Supplied passage:
Thanks for your advice
I'd wondered if alpine strawberries would do well in an aerogarden... looks like they do! Thanks.
Have fun with your tower, and search the DG articles for "strawberry pot" to find some great advice on contructing a watering device to use in the center of a strawberry pot or tower (length of drilled PVC pipe to distribute water to all levels).
I would be interested in aeroguy's technique for growing alpines in an aerogarden. I have tried it repeatedly from seeds and frin plants that the soil was washed off. I always lose them from colar rot. The media is just too moist at the surface in my estimation. Any advice would be helpful.
As for best soil mix, I used to use ProMix BX before I switched to organic. I now use the organic Sungro mix. I add about 10% by volume of worm castings for seedlings which works great. I also use castings tea at most irrigations with excellent results.

Saved data entries:
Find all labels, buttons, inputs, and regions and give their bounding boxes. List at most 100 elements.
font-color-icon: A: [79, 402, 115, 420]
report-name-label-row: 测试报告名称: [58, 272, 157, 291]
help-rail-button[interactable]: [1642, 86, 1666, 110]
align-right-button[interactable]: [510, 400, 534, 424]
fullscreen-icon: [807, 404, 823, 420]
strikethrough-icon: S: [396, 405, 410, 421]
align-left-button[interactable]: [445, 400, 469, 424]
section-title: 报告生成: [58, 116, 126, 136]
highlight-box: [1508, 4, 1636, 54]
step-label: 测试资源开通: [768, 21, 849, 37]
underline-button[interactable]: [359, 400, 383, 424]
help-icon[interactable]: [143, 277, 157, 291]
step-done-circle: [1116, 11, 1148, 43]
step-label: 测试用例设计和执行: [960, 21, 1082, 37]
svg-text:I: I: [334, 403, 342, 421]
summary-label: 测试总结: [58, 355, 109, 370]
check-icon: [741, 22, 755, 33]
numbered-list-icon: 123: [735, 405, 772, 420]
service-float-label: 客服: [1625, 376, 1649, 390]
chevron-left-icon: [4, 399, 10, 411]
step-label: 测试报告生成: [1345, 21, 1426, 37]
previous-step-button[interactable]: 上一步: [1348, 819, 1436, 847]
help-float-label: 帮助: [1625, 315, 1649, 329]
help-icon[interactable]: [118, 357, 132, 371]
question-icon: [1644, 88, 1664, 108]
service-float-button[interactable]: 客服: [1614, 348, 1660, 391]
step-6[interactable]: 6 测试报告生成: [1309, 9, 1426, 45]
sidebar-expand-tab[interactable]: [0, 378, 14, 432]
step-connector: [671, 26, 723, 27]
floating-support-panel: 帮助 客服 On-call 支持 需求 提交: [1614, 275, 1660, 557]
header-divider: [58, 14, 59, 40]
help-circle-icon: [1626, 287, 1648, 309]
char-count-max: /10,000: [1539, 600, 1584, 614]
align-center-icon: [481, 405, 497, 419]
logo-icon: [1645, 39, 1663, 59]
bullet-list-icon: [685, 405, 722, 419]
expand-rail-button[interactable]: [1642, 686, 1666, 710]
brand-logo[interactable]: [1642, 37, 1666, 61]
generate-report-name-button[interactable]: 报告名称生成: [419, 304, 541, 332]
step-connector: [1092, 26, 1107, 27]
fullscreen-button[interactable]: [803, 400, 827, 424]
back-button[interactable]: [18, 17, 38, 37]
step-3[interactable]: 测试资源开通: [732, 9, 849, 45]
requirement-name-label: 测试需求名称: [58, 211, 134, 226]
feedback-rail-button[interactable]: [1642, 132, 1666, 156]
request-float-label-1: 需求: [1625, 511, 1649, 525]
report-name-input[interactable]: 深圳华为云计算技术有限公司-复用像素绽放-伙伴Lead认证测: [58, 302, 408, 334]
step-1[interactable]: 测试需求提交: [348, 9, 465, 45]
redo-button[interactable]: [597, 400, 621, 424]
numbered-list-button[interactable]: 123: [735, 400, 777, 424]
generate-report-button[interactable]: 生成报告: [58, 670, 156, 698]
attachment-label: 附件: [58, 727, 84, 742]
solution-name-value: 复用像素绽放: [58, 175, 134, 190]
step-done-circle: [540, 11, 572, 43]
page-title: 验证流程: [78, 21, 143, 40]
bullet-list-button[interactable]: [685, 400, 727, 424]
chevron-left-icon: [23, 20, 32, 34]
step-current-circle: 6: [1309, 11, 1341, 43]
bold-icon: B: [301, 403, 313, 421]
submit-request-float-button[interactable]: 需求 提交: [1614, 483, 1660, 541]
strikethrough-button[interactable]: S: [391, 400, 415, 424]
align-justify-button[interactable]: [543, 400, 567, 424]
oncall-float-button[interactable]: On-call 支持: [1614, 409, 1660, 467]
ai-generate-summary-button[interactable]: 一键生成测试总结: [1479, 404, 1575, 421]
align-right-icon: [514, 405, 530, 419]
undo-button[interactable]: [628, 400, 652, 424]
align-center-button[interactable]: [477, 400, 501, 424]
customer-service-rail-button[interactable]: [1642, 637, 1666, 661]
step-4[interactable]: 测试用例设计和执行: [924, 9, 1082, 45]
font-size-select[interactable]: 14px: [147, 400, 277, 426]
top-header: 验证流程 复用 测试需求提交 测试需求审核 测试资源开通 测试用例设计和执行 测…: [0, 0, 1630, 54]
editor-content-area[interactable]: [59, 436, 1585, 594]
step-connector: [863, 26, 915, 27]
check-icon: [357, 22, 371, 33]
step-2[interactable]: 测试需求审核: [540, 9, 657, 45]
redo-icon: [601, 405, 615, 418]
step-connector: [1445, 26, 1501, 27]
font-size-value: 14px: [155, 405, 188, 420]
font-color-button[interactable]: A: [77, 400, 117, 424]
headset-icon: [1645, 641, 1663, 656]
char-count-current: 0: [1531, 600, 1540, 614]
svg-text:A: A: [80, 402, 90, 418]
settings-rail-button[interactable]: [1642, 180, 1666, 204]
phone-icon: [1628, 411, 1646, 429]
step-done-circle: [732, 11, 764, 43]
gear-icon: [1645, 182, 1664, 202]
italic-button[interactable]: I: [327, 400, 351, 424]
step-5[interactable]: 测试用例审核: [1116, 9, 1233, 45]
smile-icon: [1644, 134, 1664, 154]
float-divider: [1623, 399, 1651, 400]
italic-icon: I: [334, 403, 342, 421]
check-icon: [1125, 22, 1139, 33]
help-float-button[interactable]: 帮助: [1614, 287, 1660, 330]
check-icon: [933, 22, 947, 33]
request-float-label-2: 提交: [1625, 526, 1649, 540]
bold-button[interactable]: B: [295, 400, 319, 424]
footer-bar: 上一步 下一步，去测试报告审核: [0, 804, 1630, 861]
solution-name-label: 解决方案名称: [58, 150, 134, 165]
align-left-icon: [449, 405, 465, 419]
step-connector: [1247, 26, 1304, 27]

Task requirements:
Continue the forum thread about growing alpine strawberries, starting after its final post.

Task response:
I tried the towers years ago. All sorts including drilled holes in pcv pipes. Make sure and attach the tower to a structure with a swivel or somehow make it so it can be turned. The plants on the back side suffer from lack of light if they're not turned regularly. If the tubes are too tall the plants at the bottom suffer from too much moisture and too little nutrition. Alpines don't do well in my opinion in tubes. They grow by underground stolons. The more mature the plant the more stolons. The more stolons, the more fruit. Anything that restricts the size of the plant reduces the production. A number of years of production trials proves this out.